TASK DESCRIPTION: Reproduce the material in full, unchanged.

EXTRACTED ENTRIES:

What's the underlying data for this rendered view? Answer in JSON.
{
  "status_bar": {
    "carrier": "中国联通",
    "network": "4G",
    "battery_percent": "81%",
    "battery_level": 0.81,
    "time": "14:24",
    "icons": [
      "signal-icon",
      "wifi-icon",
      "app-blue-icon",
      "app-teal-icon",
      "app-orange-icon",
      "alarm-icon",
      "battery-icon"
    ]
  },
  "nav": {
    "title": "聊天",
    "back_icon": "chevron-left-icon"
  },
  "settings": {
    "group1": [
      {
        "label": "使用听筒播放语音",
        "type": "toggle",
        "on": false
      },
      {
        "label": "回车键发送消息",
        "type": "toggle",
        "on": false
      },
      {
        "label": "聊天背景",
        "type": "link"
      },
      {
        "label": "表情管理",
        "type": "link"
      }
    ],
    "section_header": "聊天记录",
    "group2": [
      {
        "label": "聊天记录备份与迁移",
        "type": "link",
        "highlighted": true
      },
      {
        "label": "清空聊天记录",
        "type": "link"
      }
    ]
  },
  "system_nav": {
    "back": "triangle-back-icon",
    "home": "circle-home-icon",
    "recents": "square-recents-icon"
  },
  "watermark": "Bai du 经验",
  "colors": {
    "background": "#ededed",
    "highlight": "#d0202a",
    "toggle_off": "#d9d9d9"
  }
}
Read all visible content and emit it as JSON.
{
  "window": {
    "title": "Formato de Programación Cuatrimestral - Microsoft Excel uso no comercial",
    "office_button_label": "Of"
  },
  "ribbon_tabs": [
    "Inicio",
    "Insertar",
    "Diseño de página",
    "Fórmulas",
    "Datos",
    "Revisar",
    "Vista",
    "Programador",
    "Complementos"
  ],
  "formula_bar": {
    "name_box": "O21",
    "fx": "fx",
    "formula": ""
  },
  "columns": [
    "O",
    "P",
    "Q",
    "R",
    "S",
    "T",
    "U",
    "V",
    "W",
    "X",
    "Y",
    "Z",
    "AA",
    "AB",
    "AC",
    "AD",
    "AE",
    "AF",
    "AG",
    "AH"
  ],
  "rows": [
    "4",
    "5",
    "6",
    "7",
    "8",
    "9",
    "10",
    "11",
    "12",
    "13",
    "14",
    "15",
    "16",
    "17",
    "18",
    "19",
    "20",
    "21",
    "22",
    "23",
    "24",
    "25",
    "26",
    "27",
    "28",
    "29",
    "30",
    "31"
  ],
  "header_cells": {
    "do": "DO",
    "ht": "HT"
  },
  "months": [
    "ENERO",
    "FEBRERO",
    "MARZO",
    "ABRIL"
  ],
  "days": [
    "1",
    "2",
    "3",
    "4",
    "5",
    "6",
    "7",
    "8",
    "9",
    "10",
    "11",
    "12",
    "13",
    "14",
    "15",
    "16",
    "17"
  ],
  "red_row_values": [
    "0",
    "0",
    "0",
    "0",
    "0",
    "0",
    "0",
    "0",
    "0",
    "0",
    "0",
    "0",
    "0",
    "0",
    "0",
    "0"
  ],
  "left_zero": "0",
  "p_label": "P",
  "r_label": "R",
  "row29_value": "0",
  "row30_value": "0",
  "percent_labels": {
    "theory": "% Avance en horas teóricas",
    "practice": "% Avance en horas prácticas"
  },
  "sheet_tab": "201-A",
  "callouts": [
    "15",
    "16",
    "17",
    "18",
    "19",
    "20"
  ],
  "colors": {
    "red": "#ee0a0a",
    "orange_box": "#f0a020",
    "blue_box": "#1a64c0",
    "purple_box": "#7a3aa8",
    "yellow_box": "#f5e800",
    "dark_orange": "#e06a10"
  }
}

RIGHT ANSWER:
What's the underlying data for this rendered view? Answer in JSON.
{
  "status_bar": {
    "carrier": "中国联通",
    "network": "4G",
    "battery_percent": "81%",
    "battery_level": 0.81,
    "time": "14:24",
    "icons": [
      "signal-icon",
      "wifi-icon",
      "app-blue-icon",
      "app-teal-icon",
      "app-orange-icon",
      "alarm-icon",
      "battery-icon"
    ]
  },
  "nav": {
    "title": "聊天",
    "back_icon": "chevron-left-icon"
  },
  "settings": {
    "group1": [
      {
        "label": "使用听筒播放语音",
        "type": "toggle",
        "on": false
      },
      {
        "label": "回车键发送消息",
        "type": "toggle",
        "on": false
      },
      {
        "label": "聊天背景",
        "type": "link"
      },
      {
        "label": "表情管理",
        "type": "link"
      }
    ],
    "section_header": "聊天记录",
    "group2": [
      {
        "label": "聊天记录备份与迁移",
        "type": "link",
        "highlighted": true
      },
      {
        "label": "清空聊天记录",
        "type": "link"
      }
    ]
  },
  "system_nav": {
    "back": "triangle-back-icon",
    "home": "circle-home-icon",
    "recents": "square-recents-icon"
  },
  "watermark": "Bai du 经验",
  "colors": {
    "background": "#ededed",
    "highlight": "#d0202a",
    "toggle_off": "#d9d9d9"
  }
}
Read all visible content and emit it as JSON.
{
  "window": {
    "title": "Formato de Programación Cuatrimestral - Microsoft Excel uso no comercial",
    "office_button_label": "Of"
  },
  "ribbon_tabs": [
    "Inicio",
    "Insertar",
    "Diseño de página",
    "Fórmulas",
    "Datos",
    "Revisar",
    "Vista",
    "Programador",
    "Complementos"
  ],
  "formula_bar": {
    "name_box": "O21",
    "fx": "fx",
    "formula": ""
  },
  "columns": [
    "O",
    "P",
    "Q",
    "R",
    "S",
    "T",
    "U",
    "V",
    "W",
    "X",
    "Y",
    "Z",
    "AA",
    "AB",
    "AC",
    "AD",
    "AE",
    "AF",
    "AG",
    "AH"
  ],
  "rows": [
    "4",
    "5",
    "6",
    "7",
    "8",
    "9",
    "10",
    "11",
    "12",
    "13",
    "14",
    "15",
    "16",
    "17",
    "18",
    "19",
    "20",
    "21",
    "22",
    "23",
    "24",
    "25",
    "26",
    "27",
    "28",
    "29",
    "30",
    "31"
  ],
  "header_cells": {
    "do": "DO",
    "ht": "HT"
  },
  "months": [
    "ENERO",
    "FEBRERO",
    "MARZO",
    "ABRIL"
  ],
  "days": [
    "1",
    "2",
    "3",
    "4",
    "5",
    "6",
    "7",
    "8",
    "9",
    "10",
    "11",
    "12",
    "13",
    "14",
    "15",
    "16",
    "17"
  ],
  "red_row_values": [
    "0",
    "0",
    "0",
    "0",
    "0",
    "0",
    "0",
    "0",
    "0",
    "0",
    "0",
    "0",
    "0",
    "0",
    "0",
    "0"
  ],
  "left_zero": "0",
  "p_label": "P",
  "r_label": "R",
  "row29_value": "0",
  "row30_value": "0",
  "percent_labels": {
    "theory": "% Avance en horas teóricas",
    "practice": "% Avance en horas prácticas"
  },
  "sheet_tab": "201-A",
  "callouts": [
    "15",
    "16",
    "17",
    "18",
    "19",
    "20"
  ],
  "colors": {
    "red": "#ee0a0a",
    "orange_box": "#f0a020",
    "blue_box": "#1a64c0",
    "purple_box": "#7a3aa8",
    "yellow_box": "#f5e800",
    "dark_orange": "#e06a10"
  }
}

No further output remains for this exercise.